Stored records
****************************************

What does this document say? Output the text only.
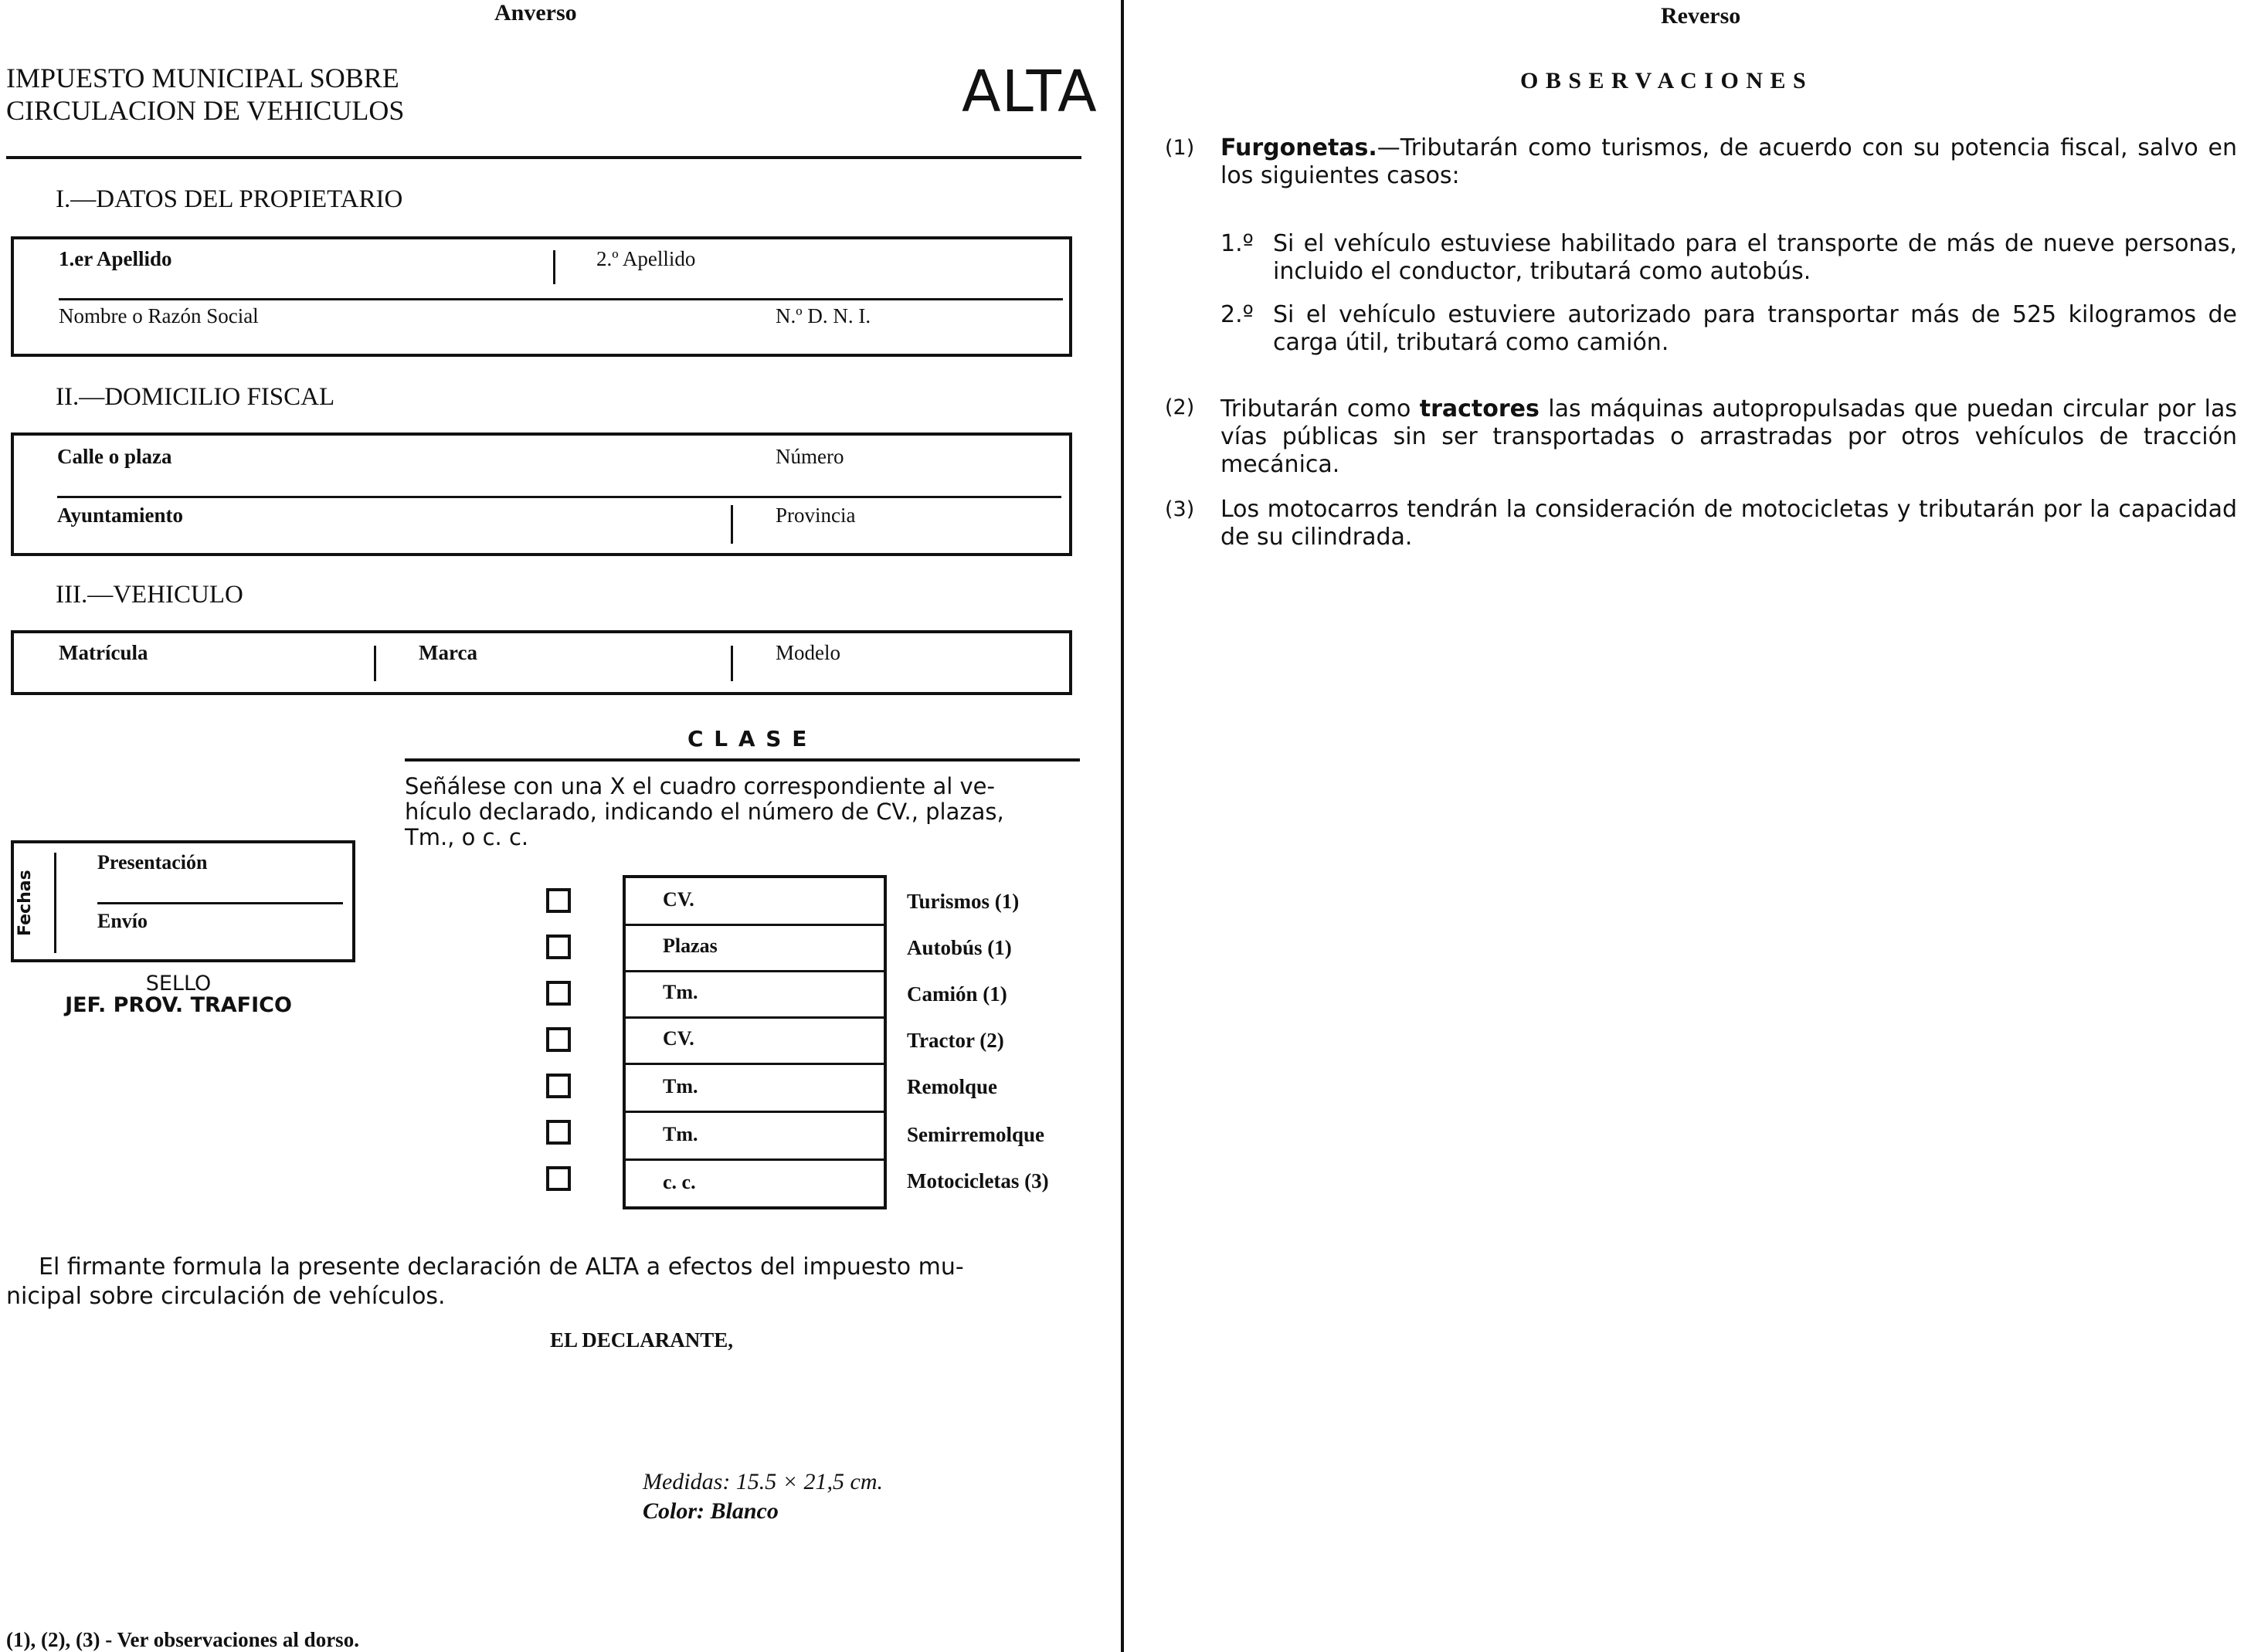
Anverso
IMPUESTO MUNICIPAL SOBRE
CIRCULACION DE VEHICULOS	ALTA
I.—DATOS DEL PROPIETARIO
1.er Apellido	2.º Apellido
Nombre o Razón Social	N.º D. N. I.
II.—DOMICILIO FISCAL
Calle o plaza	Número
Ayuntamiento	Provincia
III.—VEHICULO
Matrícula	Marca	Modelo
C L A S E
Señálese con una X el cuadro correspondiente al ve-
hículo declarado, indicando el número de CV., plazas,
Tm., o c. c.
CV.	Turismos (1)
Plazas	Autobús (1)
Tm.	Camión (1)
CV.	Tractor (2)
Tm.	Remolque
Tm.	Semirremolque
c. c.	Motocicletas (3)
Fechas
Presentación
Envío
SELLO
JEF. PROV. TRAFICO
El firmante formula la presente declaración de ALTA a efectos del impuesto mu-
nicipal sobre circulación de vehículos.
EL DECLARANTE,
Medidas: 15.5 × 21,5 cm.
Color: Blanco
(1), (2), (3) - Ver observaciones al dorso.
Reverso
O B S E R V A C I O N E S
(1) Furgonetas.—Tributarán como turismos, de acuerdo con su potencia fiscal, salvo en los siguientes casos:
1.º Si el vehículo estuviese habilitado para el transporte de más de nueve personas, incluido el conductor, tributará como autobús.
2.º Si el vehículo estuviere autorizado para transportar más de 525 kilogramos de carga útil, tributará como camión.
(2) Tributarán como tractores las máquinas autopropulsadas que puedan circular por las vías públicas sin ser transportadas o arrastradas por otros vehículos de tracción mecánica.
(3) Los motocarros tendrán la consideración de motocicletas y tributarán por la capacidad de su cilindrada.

****************************************

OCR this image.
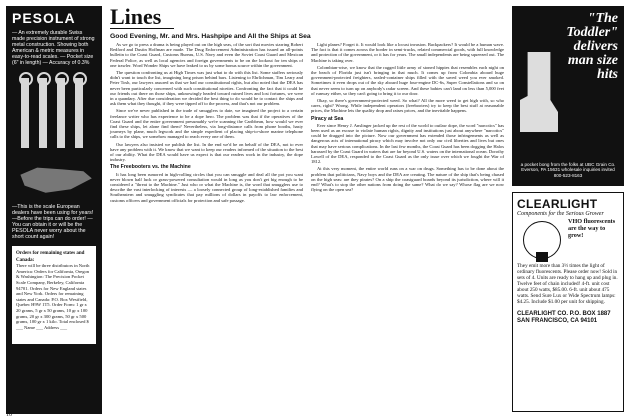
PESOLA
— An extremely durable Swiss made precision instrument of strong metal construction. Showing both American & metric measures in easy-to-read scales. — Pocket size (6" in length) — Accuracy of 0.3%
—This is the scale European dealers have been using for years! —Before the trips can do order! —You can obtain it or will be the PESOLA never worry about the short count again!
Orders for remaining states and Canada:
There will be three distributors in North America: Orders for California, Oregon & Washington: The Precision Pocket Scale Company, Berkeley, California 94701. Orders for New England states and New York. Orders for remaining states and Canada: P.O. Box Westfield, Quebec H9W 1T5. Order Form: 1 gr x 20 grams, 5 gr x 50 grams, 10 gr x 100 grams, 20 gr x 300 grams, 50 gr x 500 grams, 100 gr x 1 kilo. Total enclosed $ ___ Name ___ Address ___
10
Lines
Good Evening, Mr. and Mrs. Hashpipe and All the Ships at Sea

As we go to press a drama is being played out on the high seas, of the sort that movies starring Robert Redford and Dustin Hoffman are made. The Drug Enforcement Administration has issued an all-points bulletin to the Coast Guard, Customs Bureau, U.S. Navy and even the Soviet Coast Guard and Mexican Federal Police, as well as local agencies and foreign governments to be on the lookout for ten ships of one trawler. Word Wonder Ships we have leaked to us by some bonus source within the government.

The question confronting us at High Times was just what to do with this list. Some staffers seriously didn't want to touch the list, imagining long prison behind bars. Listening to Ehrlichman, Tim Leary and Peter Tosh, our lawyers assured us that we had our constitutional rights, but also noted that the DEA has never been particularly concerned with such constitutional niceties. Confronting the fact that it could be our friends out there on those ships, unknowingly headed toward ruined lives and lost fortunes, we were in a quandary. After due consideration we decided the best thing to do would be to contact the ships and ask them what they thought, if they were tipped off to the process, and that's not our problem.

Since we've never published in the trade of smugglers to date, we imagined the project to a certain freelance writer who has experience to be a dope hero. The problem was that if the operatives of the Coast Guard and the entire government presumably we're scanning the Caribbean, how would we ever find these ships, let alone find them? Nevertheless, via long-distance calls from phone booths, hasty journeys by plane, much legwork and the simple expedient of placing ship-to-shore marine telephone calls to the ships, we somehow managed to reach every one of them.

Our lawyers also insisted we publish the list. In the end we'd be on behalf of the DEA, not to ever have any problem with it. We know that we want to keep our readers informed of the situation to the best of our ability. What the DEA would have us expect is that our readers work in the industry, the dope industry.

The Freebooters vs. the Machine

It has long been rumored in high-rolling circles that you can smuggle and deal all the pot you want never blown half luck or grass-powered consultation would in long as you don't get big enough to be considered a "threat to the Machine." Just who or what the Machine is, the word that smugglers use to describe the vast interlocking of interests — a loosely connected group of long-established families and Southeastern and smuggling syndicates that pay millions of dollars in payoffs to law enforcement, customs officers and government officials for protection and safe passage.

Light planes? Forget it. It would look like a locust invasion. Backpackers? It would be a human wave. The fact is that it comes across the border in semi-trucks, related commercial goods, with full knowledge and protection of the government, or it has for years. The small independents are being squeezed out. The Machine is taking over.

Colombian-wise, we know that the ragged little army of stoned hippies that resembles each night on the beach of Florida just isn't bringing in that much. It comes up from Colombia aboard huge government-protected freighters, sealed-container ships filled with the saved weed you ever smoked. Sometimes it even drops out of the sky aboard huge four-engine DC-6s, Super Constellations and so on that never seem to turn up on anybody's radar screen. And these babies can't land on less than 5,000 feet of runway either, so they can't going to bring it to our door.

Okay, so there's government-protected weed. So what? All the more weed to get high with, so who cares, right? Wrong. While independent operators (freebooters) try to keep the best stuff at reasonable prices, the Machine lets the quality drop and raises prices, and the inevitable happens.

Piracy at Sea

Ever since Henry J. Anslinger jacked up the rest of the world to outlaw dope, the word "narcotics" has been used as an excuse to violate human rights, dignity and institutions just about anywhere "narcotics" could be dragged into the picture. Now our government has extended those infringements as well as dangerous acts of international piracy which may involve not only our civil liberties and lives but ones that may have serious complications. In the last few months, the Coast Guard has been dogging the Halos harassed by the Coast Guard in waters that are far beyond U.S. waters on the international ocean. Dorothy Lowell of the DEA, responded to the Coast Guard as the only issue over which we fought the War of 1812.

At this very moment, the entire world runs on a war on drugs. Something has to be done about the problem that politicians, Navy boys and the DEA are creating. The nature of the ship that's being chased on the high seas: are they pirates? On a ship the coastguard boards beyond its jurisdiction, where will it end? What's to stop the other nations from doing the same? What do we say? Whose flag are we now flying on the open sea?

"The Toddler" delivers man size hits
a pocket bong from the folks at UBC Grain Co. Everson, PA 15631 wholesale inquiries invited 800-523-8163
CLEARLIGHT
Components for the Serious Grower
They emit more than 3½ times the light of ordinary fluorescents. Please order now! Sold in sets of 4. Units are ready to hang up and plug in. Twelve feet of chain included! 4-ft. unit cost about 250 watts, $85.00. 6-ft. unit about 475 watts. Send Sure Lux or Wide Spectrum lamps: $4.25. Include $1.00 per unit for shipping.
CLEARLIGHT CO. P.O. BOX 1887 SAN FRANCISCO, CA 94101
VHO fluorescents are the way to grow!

****************************************

AIM
Report only how many lines in the listing contain the string "como".

OUTPUT FOR THIS EXERCISE
4